Task description.
Please revise the data starting at the line containing "plot2-x-tick-label: 15000 [393, 841, 429, 855]" and ending at the line containing "plot1-right-hist-bar [565, 204, 605, 245]", changing "plot2-data-point" to "plot2-scatter-point" and leaving everything else unchanged. Return only those lines.
* START *
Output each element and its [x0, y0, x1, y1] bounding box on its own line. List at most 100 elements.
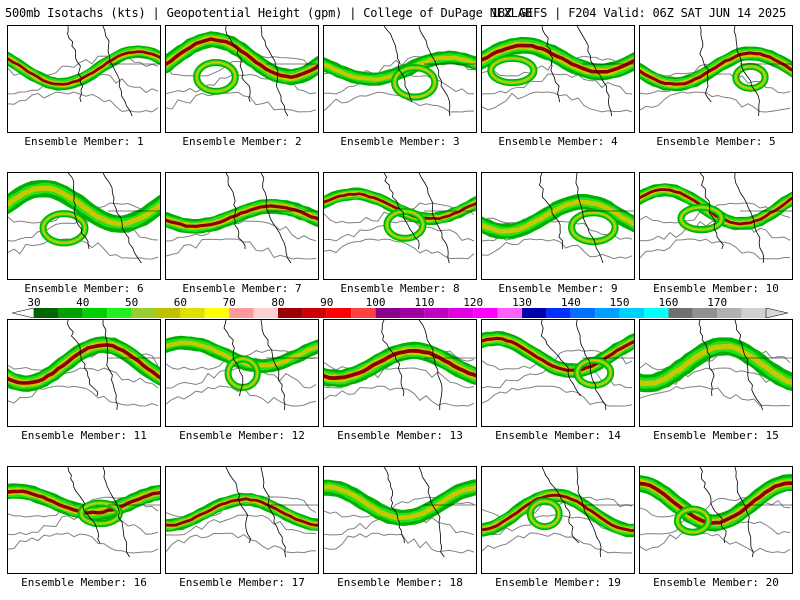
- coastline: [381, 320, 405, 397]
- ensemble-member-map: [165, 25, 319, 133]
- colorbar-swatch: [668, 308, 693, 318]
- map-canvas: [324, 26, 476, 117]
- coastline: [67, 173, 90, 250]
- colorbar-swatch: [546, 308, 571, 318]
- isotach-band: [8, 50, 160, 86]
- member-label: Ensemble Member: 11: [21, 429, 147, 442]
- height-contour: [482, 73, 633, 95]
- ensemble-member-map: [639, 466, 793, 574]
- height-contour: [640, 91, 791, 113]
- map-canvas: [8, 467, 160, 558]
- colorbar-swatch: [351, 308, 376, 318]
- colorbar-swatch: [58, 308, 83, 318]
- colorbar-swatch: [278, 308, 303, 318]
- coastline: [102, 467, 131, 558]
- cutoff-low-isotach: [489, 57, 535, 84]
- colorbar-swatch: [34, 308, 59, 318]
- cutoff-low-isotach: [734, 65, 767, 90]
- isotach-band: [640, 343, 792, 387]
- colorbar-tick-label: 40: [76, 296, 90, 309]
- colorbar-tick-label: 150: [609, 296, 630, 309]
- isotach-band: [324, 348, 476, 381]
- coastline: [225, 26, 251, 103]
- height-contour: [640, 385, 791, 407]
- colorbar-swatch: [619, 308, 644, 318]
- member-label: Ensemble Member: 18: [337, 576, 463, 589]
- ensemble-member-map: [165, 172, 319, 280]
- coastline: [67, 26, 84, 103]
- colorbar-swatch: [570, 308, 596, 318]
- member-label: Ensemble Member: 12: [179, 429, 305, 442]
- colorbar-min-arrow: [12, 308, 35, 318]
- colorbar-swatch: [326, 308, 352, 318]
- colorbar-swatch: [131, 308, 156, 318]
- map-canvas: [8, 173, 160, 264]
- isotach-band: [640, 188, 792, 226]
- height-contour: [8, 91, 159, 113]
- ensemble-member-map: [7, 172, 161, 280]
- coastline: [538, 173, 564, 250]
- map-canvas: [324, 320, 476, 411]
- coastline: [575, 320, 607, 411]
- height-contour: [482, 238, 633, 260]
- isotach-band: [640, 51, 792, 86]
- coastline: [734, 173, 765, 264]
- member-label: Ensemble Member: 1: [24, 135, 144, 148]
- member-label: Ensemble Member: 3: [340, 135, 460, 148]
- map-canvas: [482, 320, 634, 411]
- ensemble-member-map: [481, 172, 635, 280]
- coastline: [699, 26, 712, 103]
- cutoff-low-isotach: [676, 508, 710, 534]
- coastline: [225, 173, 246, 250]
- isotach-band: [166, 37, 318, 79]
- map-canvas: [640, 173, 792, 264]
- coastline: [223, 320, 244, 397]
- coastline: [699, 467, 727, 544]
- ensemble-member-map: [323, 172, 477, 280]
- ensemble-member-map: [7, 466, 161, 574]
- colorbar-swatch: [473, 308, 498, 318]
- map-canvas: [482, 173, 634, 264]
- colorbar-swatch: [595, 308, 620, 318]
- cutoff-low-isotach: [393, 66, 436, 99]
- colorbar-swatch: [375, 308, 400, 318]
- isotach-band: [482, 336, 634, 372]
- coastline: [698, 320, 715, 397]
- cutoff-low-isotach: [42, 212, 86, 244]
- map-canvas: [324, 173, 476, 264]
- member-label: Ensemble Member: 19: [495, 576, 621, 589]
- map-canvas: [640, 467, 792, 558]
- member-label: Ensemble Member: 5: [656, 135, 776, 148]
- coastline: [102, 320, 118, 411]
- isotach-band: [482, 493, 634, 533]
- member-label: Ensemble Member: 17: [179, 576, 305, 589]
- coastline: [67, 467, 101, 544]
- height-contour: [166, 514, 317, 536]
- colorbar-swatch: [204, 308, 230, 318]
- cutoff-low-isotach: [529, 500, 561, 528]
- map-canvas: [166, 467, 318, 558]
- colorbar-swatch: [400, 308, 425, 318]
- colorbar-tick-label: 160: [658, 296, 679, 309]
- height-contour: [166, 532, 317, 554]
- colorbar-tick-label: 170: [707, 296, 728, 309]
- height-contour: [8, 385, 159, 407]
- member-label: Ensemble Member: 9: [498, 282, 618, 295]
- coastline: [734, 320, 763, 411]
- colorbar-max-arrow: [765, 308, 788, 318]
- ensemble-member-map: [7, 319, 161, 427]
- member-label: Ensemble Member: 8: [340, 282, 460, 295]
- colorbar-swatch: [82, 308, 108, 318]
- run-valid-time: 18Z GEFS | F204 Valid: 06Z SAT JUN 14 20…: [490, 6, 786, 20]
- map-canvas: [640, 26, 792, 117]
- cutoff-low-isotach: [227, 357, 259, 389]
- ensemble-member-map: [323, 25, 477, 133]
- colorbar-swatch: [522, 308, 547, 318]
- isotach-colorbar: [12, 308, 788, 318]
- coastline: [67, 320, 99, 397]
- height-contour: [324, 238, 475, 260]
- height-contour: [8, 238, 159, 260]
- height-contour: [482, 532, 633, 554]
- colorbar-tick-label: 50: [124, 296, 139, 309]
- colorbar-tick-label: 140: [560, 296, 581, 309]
* END *
* START *
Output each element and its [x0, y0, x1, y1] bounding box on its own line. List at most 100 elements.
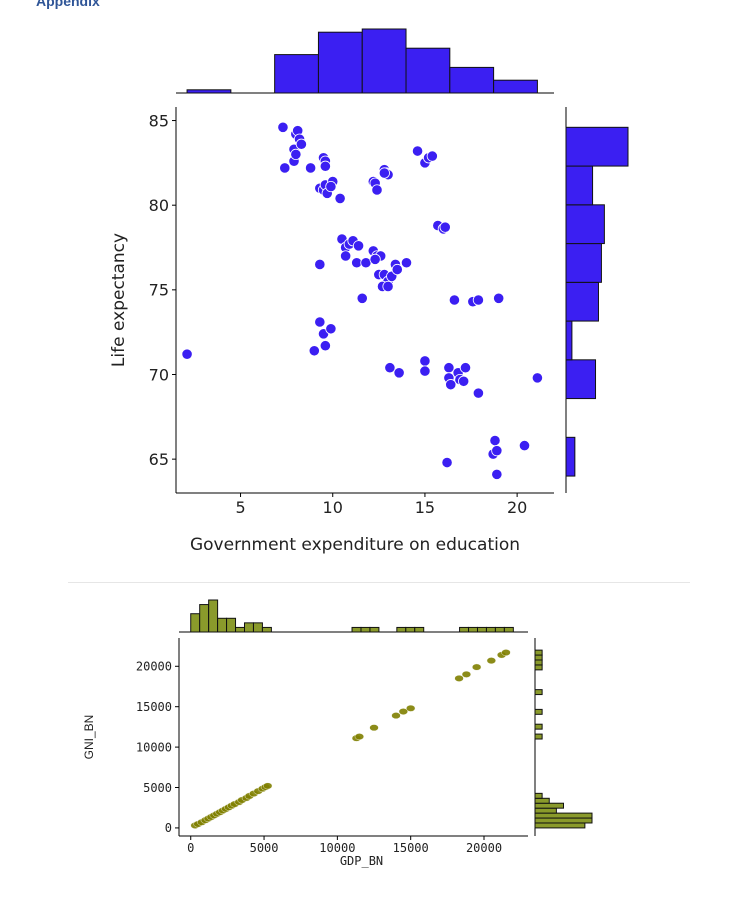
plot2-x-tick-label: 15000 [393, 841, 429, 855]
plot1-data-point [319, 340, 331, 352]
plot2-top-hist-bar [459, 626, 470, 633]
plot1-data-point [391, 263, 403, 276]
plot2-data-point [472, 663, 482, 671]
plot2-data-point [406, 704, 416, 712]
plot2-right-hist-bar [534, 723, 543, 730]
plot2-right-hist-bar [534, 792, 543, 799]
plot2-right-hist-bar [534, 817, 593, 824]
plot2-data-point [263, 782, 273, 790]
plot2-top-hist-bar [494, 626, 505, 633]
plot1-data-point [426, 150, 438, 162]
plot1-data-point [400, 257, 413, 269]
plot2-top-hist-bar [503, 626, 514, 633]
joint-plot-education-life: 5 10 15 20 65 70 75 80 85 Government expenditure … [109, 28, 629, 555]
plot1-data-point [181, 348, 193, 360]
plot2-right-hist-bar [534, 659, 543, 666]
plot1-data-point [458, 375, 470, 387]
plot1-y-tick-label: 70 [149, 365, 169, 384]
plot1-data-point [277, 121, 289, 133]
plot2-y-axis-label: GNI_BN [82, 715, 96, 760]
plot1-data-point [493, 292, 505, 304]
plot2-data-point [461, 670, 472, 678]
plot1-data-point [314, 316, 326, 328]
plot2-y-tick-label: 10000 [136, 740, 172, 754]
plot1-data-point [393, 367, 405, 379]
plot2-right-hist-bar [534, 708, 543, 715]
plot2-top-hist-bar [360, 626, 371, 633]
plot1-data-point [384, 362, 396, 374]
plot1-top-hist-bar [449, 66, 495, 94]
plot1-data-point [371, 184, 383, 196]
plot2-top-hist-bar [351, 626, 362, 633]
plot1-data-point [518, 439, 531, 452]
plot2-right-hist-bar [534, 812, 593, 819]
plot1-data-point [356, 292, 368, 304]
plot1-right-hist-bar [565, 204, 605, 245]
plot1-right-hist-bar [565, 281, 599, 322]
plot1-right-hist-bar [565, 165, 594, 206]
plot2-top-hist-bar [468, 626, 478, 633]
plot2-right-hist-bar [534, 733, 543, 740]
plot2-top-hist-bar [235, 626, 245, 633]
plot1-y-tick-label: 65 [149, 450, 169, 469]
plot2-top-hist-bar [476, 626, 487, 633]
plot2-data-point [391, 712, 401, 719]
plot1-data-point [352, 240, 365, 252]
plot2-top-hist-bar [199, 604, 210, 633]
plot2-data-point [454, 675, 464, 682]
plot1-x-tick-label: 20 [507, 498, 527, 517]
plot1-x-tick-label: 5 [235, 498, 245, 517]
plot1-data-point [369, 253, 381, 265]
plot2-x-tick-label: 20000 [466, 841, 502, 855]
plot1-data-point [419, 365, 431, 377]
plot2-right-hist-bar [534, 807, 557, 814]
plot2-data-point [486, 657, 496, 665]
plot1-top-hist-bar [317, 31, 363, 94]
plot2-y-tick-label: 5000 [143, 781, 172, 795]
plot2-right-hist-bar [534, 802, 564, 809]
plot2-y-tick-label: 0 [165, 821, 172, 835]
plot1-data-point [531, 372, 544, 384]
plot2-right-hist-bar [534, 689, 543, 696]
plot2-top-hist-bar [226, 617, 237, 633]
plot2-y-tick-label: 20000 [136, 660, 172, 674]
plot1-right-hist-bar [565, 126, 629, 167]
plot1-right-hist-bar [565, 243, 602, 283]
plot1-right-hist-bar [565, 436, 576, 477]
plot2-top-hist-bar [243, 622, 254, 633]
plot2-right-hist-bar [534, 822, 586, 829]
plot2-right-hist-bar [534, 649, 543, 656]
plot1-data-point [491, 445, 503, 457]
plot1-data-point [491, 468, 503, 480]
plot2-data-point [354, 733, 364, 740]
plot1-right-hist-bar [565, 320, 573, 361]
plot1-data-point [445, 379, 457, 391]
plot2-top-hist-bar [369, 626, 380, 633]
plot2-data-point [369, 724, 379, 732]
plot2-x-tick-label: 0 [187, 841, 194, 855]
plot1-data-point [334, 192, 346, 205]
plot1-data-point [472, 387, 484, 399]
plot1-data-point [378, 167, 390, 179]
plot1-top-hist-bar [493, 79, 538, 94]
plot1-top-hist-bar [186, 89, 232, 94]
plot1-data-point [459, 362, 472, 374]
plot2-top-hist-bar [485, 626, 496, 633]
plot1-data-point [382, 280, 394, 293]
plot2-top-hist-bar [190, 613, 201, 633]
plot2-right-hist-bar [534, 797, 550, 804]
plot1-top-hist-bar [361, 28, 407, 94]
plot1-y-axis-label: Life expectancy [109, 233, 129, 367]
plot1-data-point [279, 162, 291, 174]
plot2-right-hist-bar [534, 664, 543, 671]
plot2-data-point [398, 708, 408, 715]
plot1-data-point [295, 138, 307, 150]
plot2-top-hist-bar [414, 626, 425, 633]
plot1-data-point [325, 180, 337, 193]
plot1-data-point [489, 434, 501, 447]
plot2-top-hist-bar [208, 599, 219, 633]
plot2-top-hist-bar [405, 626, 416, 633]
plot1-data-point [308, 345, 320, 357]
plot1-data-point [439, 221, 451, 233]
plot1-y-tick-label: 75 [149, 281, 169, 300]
* END *
Written solution.
plot2-x-tick-label: 15000 [393, 841, 429, 855]
plot1-data-point [319, 340, 331, 352]
plot2-top-hist-bar [459, 626, 470, 633]
plot1-data-point [391, 263, 403, 276]
plot2-scatter-point [472, 663, 482, 671]
plot2-scatter-point [406, 704, 416, 712]
plot2-right-hist-bar [534, 723, 543, 730]
plot2-right-hist-bar [534, 792, 543, 799]
plot2-right-hist-bar [534, 817, 593, 824]
plot2-scatter-point [263, 782, 273, 790]
plot2-top-hist-bar [494, 626, 505, 633]
plot1-data-point [426, 150, 438, 162]
plot1-data-point [400, 257, 413, 269]
plot2-top-hist-bar [503, 626, 514, 633]
joint-plot-education-life: 5 10 15 20 65 70 75 80 85 Government expenditure … [109, 28, 629, 555]
plot1-data-point [181, 348, 193, 360]
plot2-right-hist-bar [534, 659, 543, 666]
plot1-data-point [458, 375, 470, 387]
plot1-y-tick-label: 70 [149, 365, 169, 384]
plot1-data-point [277, 121, 289, 133]
plot2-y-axis-label: GNI_BN [82, 715, 96, 760]
plot1-data-point [493, 292, 505, 304]
plot2-scatter-point [461, 670, 472, 678]
plot1-data-point [314, 316, 326, 328]
plot2-y-tick-label: 10000 [136, 740, 172, 754]
plot1-data-point [393, 367, 405, 379]
plot2-right-hist-bar [534, 708, 543, 715]
plot2-top-hist-bar [360, 626, 371, 633]
plot1-data-point [384, 362, 396, 374]
plot1-top-hist-bar [449, 66, 495, 94]
plot1-data-point [371, 184, 383, 196]
plot2-top-hist-bar [351, 626, 362, 633]
plot1-data-point [518, 439, 531, 452]
plot2-right-hist-bar [534, 812, 593, 819]
plot1-data-point [356, 292, 368, 304]
plot1-right-hist-bar [565, 204, 605, 245]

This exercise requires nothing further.